--- start Material ---

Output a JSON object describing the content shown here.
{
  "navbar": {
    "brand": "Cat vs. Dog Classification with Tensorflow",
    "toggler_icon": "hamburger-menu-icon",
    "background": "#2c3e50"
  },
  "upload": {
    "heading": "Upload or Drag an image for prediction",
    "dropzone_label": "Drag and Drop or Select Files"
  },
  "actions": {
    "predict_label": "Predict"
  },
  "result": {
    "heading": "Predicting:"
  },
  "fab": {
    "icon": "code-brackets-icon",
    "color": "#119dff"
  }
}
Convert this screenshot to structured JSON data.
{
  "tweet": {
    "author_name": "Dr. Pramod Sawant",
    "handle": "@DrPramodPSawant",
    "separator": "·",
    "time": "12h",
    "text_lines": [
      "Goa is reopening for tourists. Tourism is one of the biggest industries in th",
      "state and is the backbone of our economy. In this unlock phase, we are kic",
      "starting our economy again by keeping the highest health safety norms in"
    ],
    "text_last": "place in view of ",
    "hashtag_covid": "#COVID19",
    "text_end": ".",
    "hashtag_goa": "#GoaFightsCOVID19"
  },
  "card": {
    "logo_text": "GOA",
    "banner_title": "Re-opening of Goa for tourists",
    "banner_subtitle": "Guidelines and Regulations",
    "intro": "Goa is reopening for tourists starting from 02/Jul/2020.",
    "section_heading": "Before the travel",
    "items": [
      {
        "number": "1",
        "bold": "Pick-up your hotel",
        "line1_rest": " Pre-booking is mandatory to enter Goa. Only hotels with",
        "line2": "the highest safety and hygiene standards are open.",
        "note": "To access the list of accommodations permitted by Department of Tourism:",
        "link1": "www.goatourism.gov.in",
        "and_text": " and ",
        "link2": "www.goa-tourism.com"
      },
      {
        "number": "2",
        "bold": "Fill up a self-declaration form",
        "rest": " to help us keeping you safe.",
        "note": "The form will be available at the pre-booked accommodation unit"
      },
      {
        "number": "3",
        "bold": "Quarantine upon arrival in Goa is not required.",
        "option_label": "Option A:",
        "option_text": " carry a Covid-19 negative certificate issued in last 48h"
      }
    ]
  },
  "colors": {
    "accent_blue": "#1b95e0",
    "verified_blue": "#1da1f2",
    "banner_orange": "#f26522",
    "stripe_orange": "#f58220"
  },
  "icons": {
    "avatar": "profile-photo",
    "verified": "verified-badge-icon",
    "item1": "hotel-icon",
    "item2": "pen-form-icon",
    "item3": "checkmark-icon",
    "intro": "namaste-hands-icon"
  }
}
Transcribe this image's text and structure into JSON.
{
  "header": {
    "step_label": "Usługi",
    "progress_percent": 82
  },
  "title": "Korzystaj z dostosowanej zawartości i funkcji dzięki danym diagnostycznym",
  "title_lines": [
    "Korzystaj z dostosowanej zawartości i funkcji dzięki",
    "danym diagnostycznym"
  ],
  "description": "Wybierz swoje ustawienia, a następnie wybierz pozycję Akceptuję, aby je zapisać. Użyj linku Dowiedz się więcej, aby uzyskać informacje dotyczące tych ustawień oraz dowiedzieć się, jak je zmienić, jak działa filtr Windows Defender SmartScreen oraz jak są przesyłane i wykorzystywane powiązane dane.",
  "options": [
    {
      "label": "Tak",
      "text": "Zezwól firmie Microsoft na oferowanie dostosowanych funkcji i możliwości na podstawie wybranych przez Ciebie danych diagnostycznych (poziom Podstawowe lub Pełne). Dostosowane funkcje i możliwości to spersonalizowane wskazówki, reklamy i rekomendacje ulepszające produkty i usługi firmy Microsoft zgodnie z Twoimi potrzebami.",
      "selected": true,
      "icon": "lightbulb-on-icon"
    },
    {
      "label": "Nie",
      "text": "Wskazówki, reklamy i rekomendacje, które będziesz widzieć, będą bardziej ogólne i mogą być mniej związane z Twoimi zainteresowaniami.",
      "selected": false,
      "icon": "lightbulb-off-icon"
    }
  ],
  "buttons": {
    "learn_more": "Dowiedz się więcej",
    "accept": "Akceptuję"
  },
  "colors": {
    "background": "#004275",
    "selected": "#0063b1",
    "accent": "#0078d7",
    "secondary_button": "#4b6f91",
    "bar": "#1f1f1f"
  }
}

--- end Material ---

Copy each line above containing the string "tourists".

Task answer:
      "Goa is reopening for tourists. Tourism is one of the biggest industries in th",
    "banner_title": "Re-opening of Goa for tourists",
    "intro": "Goa is reopening for tourists starting from 02/Jul/2020.",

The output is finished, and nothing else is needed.